[START OF Exercise data]
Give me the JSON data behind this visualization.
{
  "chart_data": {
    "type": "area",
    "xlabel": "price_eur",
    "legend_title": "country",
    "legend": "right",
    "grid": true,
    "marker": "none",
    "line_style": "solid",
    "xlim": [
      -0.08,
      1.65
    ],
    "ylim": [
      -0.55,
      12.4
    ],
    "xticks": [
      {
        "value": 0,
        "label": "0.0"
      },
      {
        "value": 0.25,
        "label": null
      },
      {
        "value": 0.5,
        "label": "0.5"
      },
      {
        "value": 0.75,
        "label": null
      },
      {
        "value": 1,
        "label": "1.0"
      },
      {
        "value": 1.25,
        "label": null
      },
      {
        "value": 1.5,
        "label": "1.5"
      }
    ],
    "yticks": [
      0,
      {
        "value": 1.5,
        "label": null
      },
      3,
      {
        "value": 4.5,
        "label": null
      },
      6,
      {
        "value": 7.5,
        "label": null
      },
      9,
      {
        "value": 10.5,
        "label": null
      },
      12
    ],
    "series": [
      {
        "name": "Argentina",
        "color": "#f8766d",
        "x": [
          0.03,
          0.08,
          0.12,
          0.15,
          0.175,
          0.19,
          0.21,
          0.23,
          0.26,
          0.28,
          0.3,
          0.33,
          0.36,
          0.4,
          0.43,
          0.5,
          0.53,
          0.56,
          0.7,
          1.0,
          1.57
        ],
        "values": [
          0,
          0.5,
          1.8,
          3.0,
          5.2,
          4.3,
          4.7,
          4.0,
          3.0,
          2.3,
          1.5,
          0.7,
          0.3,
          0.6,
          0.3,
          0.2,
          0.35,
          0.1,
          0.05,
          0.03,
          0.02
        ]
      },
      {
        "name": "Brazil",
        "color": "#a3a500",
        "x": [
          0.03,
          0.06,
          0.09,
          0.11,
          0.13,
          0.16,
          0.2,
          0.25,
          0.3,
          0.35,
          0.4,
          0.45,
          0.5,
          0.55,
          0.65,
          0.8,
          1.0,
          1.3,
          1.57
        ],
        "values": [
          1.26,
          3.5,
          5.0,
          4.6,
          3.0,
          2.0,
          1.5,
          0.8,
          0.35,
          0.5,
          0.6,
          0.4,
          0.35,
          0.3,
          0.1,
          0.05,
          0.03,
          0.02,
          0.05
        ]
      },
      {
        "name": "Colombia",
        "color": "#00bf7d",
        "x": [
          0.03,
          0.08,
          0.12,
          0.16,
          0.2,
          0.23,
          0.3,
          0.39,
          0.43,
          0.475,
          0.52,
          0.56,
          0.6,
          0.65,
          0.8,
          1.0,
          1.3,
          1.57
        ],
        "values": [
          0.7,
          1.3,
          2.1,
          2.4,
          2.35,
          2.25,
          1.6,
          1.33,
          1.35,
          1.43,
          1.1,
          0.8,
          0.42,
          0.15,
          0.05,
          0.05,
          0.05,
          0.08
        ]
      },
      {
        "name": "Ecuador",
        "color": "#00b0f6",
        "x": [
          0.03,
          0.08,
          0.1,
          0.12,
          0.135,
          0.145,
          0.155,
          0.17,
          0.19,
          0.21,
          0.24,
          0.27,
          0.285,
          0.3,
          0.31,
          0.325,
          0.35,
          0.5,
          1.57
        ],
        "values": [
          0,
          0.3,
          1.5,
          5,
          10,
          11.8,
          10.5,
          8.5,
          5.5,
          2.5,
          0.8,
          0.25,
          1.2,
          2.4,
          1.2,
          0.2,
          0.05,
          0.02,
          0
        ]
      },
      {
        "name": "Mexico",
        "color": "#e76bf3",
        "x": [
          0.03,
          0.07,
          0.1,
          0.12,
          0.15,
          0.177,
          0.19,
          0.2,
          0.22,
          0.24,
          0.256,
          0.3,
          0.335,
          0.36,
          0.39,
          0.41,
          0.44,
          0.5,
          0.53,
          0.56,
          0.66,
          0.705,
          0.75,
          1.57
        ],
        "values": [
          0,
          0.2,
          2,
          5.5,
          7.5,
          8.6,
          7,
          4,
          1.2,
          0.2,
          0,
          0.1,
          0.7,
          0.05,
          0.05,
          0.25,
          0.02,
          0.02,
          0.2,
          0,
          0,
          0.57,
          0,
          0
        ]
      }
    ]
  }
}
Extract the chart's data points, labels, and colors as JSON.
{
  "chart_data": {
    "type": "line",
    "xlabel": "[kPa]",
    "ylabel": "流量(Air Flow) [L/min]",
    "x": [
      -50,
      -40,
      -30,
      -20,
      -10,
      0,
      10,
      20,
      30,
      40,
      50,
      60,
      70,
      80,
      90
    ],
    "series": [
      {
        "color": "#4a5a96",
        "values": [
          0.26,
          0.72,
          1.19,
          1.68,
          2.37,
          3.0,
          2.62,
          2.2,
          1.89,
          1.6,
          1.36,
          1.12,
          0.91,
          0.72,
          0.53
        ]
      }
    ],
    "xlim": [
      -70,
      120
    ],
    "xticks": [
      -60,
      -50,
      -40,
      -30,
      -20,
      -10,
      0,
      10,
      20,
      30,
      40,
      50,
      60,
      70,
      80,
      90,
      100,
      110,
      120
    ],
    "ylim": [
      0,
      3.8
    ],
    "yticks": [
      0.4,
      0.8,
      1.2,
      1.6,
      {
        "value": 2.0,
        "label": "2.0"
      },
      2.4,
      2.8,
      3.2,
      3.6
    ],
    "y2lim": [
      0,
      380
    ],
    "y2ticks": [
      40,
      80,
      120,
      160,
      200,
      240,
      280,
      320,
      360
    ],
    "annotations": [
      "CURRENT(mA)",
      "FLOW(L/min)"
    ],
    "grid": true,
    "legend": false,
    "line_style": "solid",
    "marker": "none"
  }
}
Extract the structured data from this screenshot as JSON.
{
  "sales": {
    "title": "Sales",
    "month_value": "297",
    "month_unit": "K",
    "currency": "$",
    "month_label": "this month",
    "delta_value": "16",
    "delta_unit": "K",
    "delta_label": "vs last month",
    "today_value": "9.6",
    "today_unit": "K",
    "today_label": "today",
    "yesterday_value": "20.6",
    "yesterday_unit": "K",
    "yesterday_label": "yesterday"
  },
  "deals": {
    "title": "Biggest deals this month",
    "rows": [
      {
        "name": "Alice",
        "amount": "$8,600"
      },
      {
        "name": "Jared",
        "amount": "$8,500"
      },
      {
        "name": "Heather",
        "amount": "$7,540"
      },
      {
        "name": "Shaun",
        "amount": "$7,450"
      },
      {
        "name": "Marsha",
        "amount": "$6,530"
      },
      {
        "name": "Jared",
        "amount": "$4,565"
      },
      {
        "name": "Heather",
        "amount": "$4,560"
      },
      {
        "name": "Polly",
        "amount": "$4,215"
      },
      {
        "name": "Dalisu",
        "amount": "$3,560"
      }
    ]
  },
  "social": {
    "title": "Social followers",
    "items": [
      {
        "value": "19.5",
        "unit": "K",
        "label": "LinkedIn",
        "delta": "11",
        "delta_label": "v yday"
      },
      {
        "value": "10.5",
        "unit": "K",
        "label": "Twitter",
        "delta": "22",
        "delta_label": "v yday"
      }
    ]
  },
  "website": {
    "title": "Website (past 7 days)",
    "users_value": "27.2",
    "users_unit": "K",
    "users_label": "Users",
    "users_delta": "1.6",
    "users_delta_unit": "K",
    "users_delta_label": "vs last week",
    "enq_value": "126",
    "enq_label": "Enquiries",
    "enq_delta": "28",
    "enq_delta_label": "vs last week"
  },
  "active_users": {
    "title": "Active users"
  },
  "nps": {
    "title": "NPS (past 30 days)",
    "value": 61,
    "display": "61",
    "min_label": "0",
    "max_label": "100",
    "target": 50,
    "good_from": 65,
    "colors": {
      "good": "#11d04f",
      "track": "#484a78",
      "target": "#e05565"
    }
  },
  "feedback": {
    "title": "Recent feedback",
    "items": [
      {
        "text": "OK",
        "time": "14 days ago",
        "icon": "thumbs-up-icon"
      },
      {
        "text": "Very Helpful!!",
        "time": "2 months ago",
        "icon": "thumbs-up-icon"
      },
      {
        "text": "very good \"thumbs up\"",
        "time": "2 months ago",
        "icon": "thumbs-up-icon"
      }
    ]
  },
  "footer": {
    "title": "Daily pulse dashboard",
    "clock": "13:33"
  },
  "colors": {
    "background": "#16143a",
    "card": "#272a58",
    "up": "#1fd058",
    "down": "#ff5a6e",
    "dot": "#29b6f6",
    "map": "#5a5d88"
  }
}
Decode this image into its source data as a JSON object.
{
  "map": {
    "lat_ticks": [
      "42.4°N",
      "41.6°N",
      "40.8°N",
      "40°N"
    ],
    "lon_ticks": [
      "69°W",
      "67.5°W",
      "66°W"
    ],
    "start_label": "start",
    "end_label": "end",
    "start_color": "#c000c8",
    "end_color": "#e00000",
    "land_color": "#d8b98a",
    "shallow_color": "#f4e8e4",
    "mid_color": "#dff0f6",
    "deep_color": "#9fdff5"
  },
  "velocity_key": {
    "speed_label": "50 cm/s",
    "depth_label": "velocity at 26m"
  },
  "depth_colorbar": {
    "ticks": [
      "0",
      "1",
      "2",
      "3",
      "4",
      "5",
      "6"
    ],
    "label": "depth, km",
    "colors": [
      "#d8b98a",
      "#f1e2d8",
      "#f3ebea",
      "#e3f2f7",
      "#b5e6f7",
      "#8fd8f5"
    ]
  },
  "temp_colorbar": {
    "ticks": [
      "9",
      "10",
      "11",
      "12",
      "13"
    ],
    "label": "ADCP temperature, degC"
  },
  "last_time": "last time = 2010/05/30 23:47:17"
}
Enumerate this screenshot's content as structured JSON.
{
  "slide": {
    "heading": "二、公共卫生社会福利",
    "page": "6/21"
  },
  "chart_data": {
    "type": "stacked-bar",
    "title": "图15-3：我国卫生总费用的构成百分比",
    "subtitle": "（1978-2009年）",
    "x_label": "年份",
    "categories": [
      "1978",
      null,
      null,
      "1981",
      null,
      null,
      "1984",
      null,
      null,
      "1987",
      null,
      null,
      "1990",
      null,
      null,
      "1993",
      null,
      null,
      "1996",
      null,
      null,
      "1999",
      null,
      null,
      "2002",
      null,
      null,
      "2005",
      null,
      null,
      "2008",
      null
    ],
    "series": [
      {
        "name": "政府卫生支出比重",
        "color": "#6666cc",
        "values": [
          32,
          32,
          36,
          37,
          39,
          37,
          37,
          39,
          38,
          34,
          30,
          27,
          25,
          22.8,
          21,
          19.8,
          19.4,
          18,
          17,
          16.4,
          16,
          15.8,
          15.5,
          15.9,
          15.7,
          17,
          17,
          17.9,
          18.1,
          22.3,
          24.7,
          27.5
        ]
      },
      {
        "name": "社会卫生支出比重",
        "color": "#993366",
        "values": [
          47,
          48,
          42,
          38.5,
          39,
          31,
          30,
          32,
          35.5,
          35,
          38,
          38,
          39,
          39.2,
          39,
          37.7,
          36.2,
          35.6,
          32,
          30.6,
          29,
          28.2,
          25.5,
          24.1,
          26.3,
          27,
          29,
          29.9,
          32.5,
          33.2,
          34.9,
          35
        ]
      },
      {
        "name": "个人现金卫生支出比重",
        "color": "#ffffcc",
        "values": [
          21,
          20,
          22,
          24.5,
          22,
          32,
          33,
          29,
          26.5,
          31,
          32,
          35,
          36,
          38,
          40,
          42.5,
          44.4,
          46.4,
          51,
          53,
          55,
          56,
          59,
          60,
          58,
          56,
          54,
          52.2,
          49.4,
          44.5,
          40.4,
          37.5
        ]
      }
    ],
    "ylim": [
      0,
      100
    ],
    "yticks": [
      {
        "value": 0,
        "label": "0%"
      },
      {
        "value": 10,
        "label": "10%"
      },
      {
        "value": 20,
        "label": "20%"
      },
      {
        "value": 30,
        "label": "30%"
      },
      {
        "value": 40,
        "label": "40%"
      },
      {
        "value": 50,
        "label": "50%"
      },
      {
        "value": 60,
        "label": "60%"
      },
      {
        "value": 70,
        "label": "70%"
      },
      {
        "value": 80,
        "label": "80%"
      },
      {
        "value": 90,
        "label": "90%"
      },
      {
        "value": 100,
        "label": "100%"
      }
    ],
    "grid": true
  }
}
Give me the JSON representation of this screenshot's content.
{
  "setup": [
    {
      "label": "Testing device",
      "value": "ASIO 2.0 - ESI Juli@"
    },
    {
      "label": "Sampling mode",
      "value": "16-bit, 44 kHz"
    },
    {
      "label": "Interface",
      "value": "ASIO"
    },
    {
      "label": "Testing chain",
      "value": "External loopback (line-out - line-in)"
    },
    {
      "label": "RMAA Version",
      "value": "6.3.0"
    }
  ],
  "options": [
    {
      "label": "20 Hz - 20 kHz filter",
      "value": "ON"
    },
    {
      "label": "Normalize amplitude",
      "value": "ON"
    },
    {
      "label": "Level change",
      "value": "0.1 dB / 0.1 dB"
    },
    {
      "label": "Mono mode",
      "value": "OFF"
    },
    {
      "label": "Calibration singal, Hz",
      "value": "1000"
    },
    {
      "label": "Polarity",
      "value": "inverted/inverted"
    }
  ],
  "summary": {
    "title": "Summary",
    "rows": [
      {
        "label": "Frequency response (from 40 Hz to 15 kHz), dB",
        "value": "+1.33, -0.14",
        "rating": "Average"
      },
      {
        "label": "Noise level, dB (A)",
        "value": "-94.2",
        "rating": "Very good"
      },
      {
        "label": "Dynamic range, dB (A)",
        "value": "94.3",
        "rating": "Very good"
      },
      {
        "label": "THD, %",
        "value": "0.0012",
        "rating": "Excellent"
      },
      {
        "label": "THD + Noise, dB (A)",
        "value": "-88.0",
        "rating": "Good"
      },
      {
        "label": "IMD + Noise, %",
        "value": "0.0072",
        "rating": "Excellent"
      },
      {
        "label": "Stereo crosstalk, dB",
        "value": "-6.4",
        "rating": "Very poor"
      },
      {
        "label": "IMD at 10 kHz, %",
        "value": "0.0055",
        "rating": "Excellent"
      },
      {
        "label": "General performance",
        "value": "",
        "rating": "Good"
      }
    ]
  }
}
[END OF Exercise data]
Show all lines from the data above in which the word "text" appears.

**Full output:**
        "text": "OK",
        "text": "Very Helpful!!",
        "text": "very good \"thumbs up\"",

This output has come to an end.